#### The data

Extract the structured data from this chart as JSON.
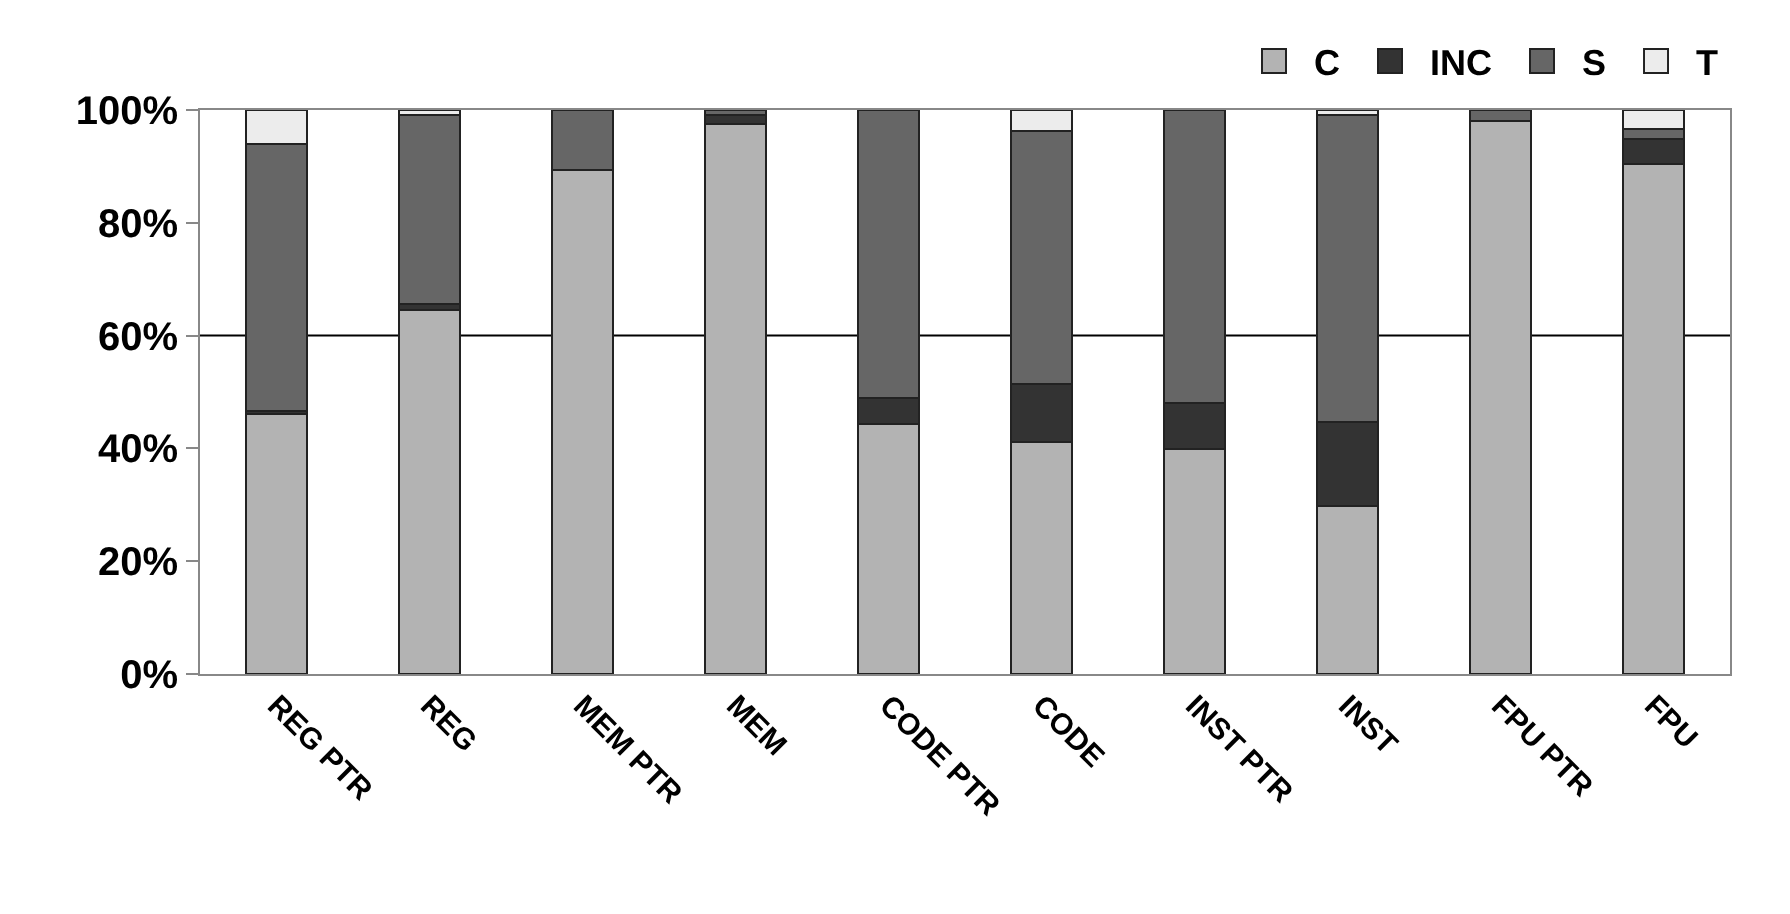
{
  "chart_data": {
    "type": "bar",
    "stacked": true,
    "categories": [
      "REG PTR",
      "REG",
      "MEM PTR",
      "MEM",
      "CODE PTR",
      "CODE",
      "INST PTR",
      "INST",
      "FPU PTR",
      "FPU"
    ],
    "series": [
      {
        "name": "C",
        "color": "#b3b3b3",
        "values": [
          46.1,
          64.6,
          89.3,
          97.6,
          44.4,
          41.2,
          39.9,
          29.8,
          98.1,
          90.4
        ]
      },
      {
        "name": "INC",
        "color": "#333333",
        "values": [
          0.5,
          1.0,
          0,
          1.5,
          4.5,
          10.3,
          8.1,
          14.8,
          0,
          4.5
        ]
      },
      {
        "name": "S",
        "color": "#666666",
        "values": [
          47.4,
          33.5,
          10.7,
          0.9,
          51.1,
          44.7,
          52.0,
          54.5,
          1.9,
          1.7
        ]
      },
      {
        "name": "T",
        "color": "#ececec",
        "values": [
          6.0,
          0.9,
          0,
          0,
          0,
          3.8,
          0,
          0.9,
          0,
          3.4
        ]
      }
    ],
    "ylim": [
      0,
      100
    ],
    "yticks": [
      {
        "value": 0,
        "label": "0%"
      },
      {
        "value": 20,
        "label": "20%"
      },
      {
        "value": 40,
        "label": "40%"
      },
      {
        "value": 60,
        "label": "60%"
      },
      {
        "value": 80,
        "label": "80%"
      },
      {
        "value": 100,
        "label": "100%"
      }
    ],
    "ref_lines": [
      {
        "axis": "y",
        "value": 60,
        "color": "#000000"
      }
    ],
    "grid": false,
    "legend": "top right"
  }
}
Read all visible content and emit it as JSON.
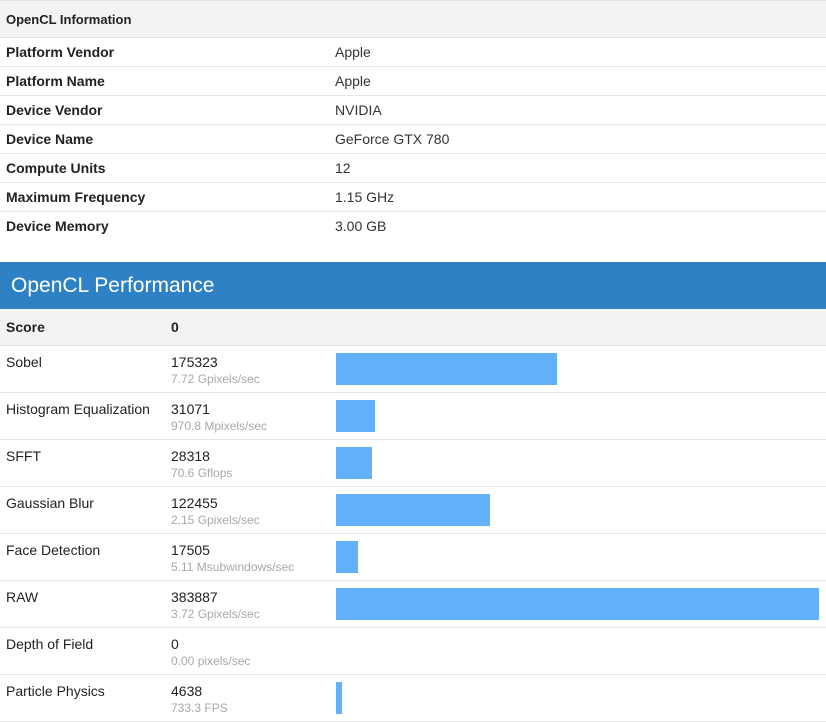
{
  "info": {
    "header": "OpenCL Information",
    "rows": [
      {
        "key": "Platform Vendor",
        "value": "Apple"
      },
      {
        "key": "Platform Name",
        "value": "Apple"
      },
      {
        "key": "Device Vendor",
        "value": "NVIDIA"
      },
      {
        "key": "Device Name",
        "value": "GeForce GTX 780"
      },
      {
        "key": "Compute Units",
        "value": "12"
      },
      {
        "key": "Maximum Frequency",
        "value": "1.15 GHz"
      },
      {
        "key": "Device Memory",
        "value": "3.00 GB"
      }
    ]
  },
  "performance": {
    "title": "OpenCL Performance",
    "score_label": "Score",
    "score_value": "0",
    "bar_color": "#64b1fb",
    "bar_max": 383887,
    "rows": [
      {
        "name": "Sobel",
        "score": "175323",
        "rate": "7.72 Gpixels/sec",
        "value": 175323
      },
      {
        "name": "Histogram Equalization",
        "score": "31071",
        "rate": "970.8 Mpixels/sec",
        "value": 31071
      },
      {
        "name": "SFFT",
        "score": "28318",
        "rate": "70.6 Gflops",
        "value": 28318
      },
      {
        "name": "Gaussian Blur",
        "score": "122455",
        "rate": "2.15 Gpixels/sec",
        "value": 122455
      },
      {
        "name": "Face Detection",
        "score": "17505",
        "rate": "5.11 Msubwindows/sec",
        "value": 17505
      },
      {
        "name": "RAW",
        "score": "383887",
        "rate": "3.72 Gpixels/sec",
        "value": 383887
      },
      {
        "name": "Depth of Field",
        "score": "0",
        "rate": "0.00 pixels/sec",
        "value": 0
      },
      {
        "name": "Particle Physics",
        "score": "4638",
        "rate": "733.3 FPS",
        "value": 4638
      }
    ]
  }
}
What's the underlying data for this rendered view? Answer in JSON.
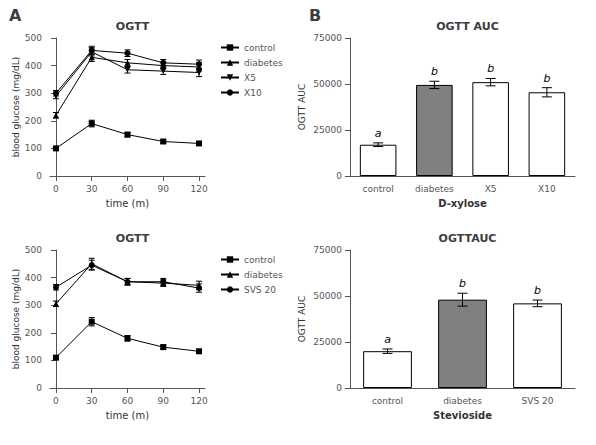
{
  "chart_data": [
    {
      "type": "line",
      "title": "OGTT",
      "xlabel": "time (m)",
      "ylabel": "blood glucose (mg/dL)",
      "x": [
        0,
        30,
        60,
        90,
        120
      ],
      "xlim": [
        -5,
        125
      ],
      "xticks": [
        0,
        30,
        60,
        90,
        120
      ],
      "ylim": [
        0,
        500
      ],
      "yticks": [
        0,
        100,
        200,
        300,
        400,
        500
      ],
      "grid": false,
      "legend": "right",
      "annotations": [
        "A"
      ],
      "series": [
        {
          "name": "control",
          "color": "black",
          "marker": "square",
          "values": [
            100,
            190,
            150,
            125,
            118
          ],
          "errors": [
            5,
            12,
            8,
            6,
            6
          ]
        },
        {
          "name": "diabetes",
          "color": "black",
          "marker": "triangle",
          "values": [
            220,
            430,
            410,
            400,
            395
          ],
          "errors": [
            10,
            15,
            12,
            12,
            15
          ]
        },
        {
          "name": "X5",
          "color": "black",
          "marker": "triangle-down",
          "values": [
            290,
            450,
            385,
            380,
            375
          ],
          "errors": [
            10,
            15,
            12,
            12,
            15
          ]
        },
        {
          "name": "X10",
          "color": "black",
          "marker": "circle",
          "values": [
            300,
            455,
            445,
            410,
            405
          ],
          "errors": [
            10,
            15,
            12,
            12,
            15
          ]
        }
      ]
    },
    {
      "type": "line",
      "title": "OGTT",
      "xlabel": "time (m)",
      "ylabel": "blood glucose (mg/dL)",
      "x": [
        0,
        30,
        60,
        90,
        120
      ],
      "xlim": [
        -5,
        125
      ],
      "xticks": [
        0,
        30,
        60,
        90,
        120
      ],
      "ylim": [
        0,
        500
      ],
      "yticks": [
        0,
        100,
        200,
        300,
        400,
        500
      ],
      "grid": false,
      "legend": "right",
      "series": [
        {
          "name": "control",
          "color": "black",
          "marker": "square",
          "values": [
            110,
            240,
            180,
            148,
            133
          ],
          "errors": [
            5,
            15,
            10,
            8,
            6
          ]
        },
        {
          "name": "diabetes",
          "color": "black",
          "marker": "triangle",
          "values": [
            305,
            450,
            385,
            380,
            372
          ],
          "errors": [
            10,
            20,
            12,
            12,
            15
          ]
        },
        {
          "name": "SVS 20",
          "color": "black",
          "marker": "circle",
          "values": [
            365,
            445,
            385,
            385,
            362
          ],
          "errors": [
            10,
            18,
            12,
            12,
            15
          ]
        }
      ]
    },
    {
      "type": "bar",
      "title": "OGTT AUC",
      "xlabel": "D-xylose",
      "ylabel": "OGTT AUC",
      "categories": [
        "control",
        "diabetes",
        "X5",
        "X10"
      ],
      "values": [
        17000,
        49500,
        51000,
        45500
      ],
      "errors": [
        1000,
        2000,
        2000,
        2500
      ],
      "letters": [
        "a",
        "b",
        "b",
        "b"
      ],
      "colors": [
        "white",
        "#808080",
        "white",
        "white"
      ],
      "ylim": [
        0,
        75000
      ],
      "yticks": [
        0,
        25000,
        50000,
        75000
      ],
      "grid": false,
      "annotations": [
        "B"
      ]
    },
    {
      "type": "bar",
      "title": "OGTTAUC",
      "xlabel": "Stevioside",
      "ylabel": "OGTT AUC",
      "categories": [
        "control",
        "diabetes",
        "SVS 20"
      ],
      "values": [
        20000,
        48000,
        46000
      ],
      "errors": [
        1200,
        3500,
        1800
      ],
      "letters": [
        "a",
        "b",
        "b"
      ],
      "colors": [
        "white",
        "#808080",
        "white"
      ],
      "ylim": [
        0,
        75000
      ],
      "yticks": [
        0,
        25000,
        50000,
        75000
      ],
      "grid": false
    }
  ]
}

#### Exercise task
Write out the records above exactly as they stand, leaving out every picture.

#### Final answer
Extract the structured data from this chart as JSON.
{
  "chart_data": {
    "type": "bar",
    "stacked": true,
    "categories": [
      "REG PTR",
      "REG",
      "MEM PTR",
      "MEM",
      "CODE PTR",
      "CODE",
      "INST PTR",
      "INST",
      "FPU PTR",
      "FPU"
    ],
    "series": [
      {
        "name": "C",
        "color": "#b3b3b3",
        "values": [
          46.1,
          64.6,
          89.3,
          97.6,
          44.4,
          41.2,
          39.9,
          29.8,
          98.1,
          90.4
        ]
      },
      {
        "name": "INC",
        "color": "#333333",
        "values": [
          0.5,
          1.0,
          0,
          1.5,
          4.5,
          10.3,
          8.1,
          14.8,
          0,
          4.5
        ]
      },
      {
        "name": "S",
        "color": "#666666",
        "values": [
          47.4,
          33.5,
          10.7,
          0.9,
          51.1,
          44.7,
          52.0,
          54.5,
          1.9,
          1.7
        ]
      },
      {
        "name": "T",
        "color": "#ececec",
        "values": [
          6.0,
          0.9,
          0,
          0,
          0,
          3.8,
          0,
          0.9,
          0,
          3.4
        ]
      }
    ],
    "ylim": [
      0,
      100
    ],
    "yticks": [
      {
        "value": 0,
        "label": "0%"
      },
      {
        "value": 20,
        "label": "20%"
      },
      {
        "value": 40,
        "label": "40%"
      },
      {
        "value": 60,
        "label": "60%"
      },
      {
        "value": 80,
        "label": "80%"
      },
      {
        "value": 100,
        "label": "100%"
      }
    ],
    "ref_lines": [
      {
        "axis": "y",
        "value": 60,
        "color": "#000000"
      }
    ],
    "grid": false,
    "legend": "top right"
  }
}
Read all visible content and emit it as JSON.
{
  "info": {
    "header": "OpenCL Information",
    "rows": [
      {
        "key": "Platform Vendor",
        "value": "Apple"
      },
      {
        "key": "Platform Name",
        "value": "Apple"
      },
      {
        "key": "Device Vendor",
        "value": "NVIDIA"
      },
      {
        "key": "Device Name",
        "value": "GeForce GTX 780"
      },
      {
        "key": "Compute Units",
        "value": "12"
      },
      {
        "key": "Maximum Frequency",
        "value": "1.15 GHz"
      },
      {
        "key": "Device Memory",
        "value": "3.00 GB"
      }
    ]
  },
  "performance": {
    "title": "OpenCL Performance",
    "score_label": "Score",
    "score_value": "0",
    "bar_color": "#64b1fb",
    "bar_max": 383887,
    "rows": [
      {
        "name": "Sobel",
        "score": "175323",
        "rate": "7.72 Gpixels/sec",
        "value": 175323
      },
      {
        "name": "Histogram Equalization",
        "score": "31071",
        "rate": "970.8 Mpixels/sec",
        "value": 31071
      },
      {
        "name": "SFFT",
        "score": "28318",
        "rate": "70.6 Gflops",
        "value": 28318
      },
      {
        "name": "Gaussian Blur",
        "score": "122455",
        "rate": "2.15 Gpixels/sec",
        "value": 122455
      },
      {
        "name": "Face Detection",
        "score": "17505",
        "rate": "5.11 Msubwindows/sec",
        "value": 17505
      },
      {
        "name": "RAW",
        "score": "383887",
        "rate": "3.72 Gpixels/sec",
        "value": 383887
      },
      {
        "name": "Depth of Field",
        "score": "0",
        "rate": "0.00 pixels/sec",
        "value": 0
      },
      {
        "name": "Particle Physics",
        "score": "4638",
        "rate": "733.3 FPS",
        "value": 4638
      }
    ]
  }
}
What's the underlying data for this rendered view? Answer in JSON.
{
  "chart_data": [
    {
      "type": "line",
      "title": "OGTT",
      "xlabel": "time (m)",
      "ylabel": "blood glucose (mg/dL)",
      "x": [
        0,
        30,
        60,
        90,
        120
      ],
      "xlim": [
        -5,
        125
      ],
      "xticks": [
        0,
        30,
        60,
        90,
        120
      ],
      "ylim": [
        0,
        500
      ],
      "yticks": [
        0,
        100,
        200,
        300,
        400,
        500
      ],
      "grid": false,
      "legend": "right",
      "annotations": [
        "A"
      ],
      "series": [
        {
          "name": "control",
          "color": "black",
          "marker": "square",
          "values": [
            100,
            190,
            150,
            125,
            118
          ],
          "errors": [
            5,
            12,
            8,
            6,
            6
          ]
        },
        {
          "name": "diabetes",
          "color": "black",
          "marker": "triangle",
          "values": [
            220,
            430,
            410,
            400,
            395
          ],
          "errors": [
            10,
            15,
            12,
            12,
            15
          ]
        },
        {
          "name": "X5",
          "color": "black",
          "marker": "triangle-down",
          "values": [
            290,
            450,
            385,
            380,
            375
          ],
          "errors": [
            10,
            15,
            12,
            12,
            15
          ]
        },
        {
          "name": "X10",
          "color": "black",
          "marker": "circle",
          "values": [
            300,
            455,
            445,
            410,
            405
          ],
          "errors": [
            10,
            15,
            12,
            12,
            15
          ]
        }
      ]
    },
    {
      "type": "line",
      "title": "OGTT",
      "xlabel": "time (m)",
      "ylabel": "blood glucose (mg/dL)",
      "x": [
        0,
        30,
        60,
        90,
        120
      ],
      "xlim": [
        -5,
        125
      ],
      "xticks": [
        0,
        30,
        60,
        90,
        120
      ],
      "ylim": [
        0,
        500
      ],
      "yticks": [
        0,
        100,
        200,
        300,
        400,
        500
      ],
      "grid": false,
      "legend": "right",
      "series": [
        {
          "name": "control",
          "color": "black",
          "marker": "square",
          "values": [
            110,
            240,
            180,
            148,
            133
          ],
          "errors": [
            5,
            15,
            10,
            8,
            6
          ]
        },
        {
          "name": "diabetes",
          "color": "black",
          "marker": "triangle",
          "values": [
            305,
            450,
            385,
            380,
            372
          ],
          "errors": [
            10,
            20,
            12,
            12,
            15
          ]
        },
        {
          "name": "SVS 20",
          "color": "black",
          "marker": "circle",
          "values": [
            365,
            445,
            385,
            385,
            362
          ],
          "errors": [
            10,
            18,
            12,
            12,
            15
          ]
        }
      ]
    },
    {
      "type": "bar",
      "title": "OGTT AUC",
      "xlabel": "D-xylose",
      "ylabel": "OGTT AUC",
      "categories": [
        "control",
        "diabetes",
        "X5",
        "X10"
      ],
      "values": [
        17000,
        49500,
        51000,
        45500
      ],
      "errors": [
        1000,
        2000,
        2000,
        2500
      ],
      "letters": [
        "a",
        "b",
        "b",
        "b"
      ],
      "colors": [
        "white",
        "#808080",
        "white",
        "white"
      ],
      "ylim": [
        0,
        75000
      ],
      "yticks": [
        0,
        25000,
        50000,
        75000
      ],
      "grid": false,
      "annotations": [
        "B"
      ]
    },
    {
      "type": "bar",
      "title": "OGTTAUC",
      "xlabel": "Stevioside",
      "ylabel": "OGTT AUC",
      "categories": [
        "control",
        "diabetes",
        "SVS 20"
      ],
      "values": [
        20000,
        48000,
        46000
      ],
      "errors": [
        1200,
        3500,
        1800
      ],
      "letters": [
        "a",
        "b",
        "b"
      ],
      "colors": [
        "white",
        "#808080",
        "white"
      ],
      "ylim": [
        0,
        75000
      ],
      "yticks": [
        0,
        25000,
        50000,
        75000
      ],
      "grid": false
    }
  ]
}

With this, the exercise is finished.